> _GOAL OF THE EXERCISE_
Your task is to reproduce the entries below word for word.

> _ENTRIES SHOWN_

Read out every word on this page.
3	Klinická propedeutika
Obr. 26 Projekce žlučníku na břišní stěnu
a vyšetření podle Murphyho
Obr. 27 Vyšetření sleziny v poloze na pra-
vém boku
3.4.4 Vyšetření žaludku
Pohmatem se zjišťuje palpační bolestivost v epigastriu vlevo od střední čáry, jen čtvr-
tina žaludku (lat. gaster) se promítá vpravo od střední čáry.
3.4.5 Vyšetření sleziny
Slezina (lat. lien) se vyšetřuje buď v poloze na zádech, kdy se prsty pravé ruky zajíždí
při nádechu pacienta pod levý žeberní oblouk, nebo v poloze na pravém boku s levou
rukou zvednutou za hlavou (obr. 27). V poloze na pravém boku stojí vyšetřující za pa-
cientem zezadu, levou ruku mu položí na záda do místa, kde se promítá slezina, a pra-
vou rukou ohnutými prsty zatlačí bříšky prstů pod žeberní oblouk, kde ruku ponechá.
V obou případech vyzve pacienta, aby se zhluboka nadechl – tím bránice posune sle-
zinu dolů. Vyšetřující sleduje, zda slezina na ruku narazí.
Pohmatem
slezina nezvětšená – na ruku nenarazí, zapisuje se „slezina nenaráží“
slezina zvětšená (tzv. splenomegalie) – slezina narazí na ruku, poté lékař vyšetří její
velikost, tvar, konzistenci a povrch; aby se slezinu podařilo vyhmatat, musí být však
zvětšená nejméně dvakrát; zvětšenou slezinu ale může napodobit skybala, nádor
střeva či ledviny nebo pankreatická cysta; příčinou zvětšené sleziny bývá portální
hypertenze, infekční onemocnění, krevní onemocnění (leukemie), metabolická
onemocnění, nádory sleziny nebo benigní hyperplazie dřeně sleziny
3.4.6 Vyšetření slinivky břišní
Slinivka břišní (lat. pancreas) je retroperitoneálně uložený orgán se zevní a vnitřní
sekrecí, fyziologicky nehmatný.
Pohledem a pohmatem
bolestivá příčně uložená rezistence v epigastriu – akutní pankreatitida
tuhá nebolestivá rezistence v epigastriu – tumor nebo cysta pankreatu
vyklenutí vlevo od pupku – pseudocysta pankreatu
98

> _THE COMPLETED TASK_
Read out every word on this page.
3	Klinická propedeutika
Obr. 26 Projekce žlučníku na břišní stěnu
a vyšetření podle Murphyho
Obr. 27 Vyšetření sleziny v poloze na pra-
vém boku
3.4.4 Vyšetření žaludku
Pohmatem se zjišťuje palpační bolestivost v epigastriu vlevo od střední čáry, jen čtvr-
tina žaludku (lat. gaster) se promítá vpravo od střední čáry.
3.4.5 Vyšetření sleziny
Slezina (lat. lien) se vyšetřuje buď v poloze na zádech, kdy se prsty pravé ruky zajíždí
při nádechu pacienta pod levý žeberní oblouk, nebo v poloze na pravém boku s levou
rukou zvednutou za hlavou (obr. 27). V poloze na pravém boku stojí vyšetřující za pa-
cientem zezadu, levou ruku mu položí na záda do místa, kde se promítá slezina, a pra-
vou rukou ohnutými prsty zatlačí bříšky prstů pod žeberní oblouk, kde ruku ponechá.
V obou případech vyzve pacienta, aby se zhluboka nadechl – tím bránice posune sle-
zinu dolů. Vyšetřující sleduje, zda slezina na ruku narazí.
Pohmatem
slezina nezvětšená – na ruku nenarazí, zapisuje se „slezina nenaráží“
slezina zvětšená (tzv. splenomegalie) – slezina narazí na ruku, poté lékař vyšetří její
velikost, tvar, konzistenci a povrch; aby se slezinu podařilo vyhmatat, musí být však
zvětšená nejméně dvakrát; zvětšenou slezinu ale může napodobit skybala, nádor
střeva či ledviny nebo pankreatická cysta; příčinou zvětšené sleziny bývá portální
hypertenze, infekční onemocnění, krevní onemocnění (leukemie), metabolická
onemocnění, nádory sleziny nebo benigní hyperplazie dřeně sleziny
3.4.6 Vyšetření slinivky břišní
Slinivka břišní (lat. pancreas) je retroperitoneálně uložený orgán se zevní a vnitřní
sekrecí, fyziologicky nehmatný.
Pohledem a pohmatem
bolestivá příčně uložená rezistence v epigastriu – akutní pankreatitida
tuhá nebolestivá rezistence v epigastriu – tumor nebo cysta pankreatu
vyklenutí vlevo od pupku – pseudocysta pankreatu
98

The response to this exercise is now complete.